The exercise.
Restate each entry word for word, leaving nothing out.

Items from a data source.
# # #

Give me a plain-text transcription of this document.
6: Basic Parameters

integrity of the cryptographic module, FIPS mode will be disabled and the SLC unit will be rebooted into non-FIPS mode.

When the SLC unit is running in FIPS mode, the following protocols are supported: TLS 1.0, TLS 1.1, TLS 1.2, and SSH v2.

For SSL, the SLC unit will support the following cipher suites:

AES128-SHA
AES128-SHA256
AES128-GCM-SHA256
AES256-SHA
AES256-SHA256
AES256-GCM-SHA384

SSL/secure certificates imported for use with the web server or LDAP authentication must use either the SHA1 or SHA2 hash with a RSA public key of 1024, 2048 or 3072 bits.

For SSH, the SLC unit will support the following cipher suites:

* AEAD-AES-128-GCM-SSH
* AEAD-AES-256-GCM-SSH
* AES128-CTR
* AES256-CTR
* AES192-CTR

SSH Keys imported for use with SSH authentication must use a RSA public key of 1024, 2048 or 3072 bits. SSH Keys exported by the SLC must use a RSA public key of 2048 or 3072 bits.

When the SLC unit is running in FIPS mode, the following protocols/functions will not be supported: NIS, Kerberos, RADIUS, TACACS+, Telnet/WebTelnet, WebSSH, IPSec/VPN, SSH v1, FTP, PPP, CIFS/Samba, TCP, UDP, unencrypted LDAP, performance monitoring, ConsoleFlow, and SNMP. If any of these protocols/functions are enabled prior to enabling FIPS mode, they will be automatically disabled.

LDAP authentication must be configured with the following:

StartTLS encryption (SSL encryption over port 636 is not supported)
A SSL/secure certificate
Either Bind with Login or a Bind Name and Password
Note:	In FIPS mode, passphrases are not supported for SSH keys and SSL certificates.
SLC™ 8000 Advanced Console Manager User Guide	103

# # #

Written response.
Give me a plain-text transcription of this document.
6: Basic Parameters

integrity of the cryptographic module, FIPS mode will be disabled and the SLC unit will be rebooted into non-FIPS mode.

When the SLC unit is running in FIPS mode, the following protocols are supported: TLS 1.0, TLS 1.1, TLS 1.2, and SSH v2.

For SSL, the SLC unit will support the following cipher suites:

AES128-SHA
AES128-SHA256
AES128-GCM-SHA256
AES256-SHA
AES256-SHA256
AES256-GCM-SHA384

SSL/secure certificates imported for use with the web server or LDAP authentication must use either the SHA1 or SHA2 hash with a RSA public key of 1024, 2048 or 3072 bits.

For SSH, the SLC unit will support the following cipher suites:

* AEAD-AES-128-GCM-SSH
* AEAD-AES-256-GCM-SSH
* AES128-CTR
* AES256-CTR
* AES192-CTR

SSH Keys imported for use with SSH authentication must use a RSA public key of 1024, 2048 or 3072 bits. SSH Keys exported by the SLC must use a RSA public key of 2048 or 3072 bits.

When the SLC unit is running in FIPS mode, the following protocols/functions will not be supported: NIS, Kerberos, RADIUS, TACACS+, Telnet/WebTelnet, WebSSH, IPSec/VPN, SSH v1, FTP, PPP, CIFS/Samba, TCP, UDP, unencrypted LDAP, performance monitoring, ConsoleFlow, and SNMP. If any of these protocols/functions are enabled prior to enabling FIPS mode, they will be automatically disabled.

LDAP authentication must be configured with the following:

StartTLS encryption (SSL encryption over port 636 is not supported)
A SSL/secure certificate
Either Bind with Login or a Bind Name and Password
Note:	In FIPS mode, passphrases are not supported for SSH keys and SSL certificates.
SLC™ 8000 Advanced Console Manager User Guide	103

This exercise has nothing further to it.